## Begin TASK INPUTS

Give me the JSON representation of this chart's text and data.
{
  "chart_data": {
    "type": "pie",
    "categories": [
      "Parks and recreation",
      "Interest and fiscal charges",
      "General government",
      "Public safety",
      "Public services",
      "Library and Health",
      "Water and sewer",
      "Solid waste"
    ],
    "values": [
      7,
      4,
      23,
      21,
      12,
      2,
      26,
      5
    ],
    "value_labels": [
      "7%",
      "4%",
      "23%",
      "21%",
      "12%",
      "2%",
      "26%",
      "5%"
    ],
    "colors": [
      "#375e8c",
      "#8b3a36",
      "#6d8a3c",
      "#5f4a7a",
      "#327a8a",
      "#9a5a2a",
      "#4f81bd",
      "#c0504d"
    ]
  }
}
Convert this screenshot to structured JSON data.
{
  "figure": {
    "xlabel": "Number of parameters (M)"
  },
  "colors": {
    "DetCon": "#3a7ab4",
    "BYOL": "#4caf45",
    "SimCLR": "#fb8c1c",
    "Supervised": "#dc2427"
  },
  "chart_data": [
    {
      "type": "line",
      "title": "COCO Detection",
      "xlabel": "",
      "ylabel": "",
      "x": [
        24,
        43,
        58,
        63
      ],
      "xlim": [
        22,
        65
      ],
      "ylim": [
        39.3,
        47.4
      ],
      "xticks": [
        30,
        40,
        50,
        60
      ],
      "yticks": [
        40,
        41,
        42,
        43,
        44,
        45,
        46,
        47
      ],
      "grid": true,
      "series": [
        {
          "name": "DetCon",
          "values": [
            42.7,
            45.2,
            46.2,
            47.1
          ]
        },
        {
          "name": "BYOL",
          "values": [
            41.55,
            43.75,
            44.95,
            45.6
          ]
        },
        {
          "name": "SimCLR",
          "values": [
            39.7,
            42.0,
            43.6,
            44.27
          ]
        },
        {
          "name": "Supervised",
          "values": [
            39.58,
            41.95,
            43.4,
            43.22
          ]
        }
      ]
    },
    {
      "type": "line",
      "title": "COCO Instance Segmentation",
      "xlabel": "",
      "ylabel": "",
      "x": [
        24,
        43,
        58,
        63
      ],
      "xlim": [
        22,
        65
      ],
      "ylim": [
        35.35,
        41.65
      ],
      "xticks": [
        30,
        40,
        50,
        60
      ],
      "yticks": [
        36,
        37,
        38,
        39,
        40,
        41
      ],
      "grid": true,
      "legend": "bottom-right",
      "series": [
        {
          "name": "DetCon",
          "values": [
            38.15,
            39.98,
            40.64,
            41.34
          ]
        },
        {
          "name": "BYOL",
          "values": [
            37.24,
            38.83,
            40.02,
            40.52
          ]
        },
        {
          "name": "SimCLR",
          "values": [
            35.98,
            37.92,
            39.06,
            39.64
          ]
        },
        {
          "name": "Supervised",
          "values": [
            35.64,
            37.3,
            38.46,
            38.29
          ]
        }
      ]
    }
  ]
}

## End TASK INPUTS
## Begin TASK INPUTS

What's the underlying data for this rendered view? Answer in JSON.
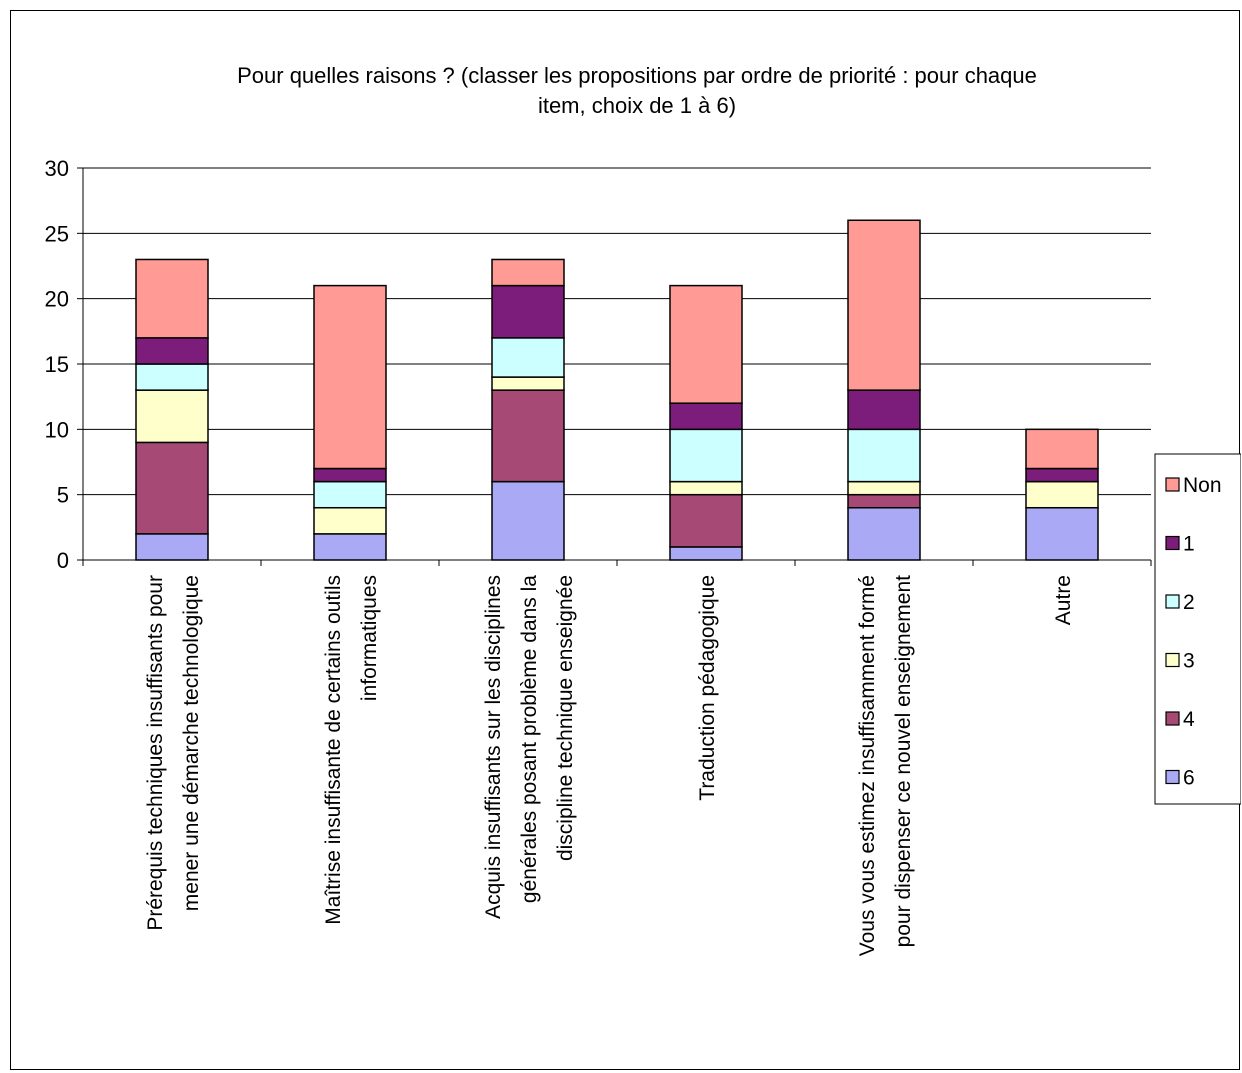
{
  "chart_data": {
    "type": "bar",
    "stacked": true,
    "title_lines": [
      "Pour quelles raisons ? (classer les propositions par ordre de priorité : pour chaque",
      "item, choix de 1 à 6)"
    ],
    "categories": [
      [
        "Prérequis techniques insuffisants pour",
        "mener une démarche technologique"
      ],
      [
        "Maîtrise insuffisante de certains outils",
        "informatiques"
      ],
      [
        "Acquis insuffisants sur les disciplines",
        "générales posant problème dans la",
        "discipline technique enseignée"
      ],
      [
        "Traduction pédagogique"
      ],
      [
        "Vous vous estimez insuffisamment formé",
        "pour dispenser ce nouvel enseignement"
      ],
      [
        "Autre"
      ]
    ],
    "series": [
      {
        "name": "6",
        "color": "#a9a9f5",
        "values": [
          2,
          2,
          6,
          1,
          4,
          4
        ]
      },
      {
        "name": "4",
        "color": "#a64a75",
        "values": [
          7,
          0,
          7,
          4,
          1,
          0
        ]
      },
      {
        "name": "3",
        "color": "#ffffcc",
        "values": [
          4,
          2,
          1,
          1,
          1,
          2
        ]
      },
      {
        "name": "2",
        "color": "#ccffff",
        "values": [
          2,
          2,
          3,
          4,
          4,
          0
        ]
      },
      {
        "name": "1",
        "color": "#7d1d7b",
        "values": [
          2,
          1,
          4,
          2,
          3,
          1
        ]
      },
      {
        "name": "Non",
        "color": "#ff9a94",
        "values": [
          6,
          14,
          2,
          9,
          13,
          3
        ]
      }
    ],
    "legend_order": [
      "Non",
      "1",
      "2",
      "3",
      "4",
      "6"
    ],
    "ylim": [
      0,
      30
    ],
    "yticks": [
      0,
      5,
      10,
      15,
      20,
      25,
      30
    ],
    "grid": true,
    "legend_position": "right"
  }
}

## End TASK INPUTS

__PROMPT__: Where a line above contains the string "this", copy that line.

__ANSWER__:
Give me the JSON representation of this chart's text and data.
Convert this screenshot to structured JSON data.
What's the underlying data for this rendered view? Answer in JSON.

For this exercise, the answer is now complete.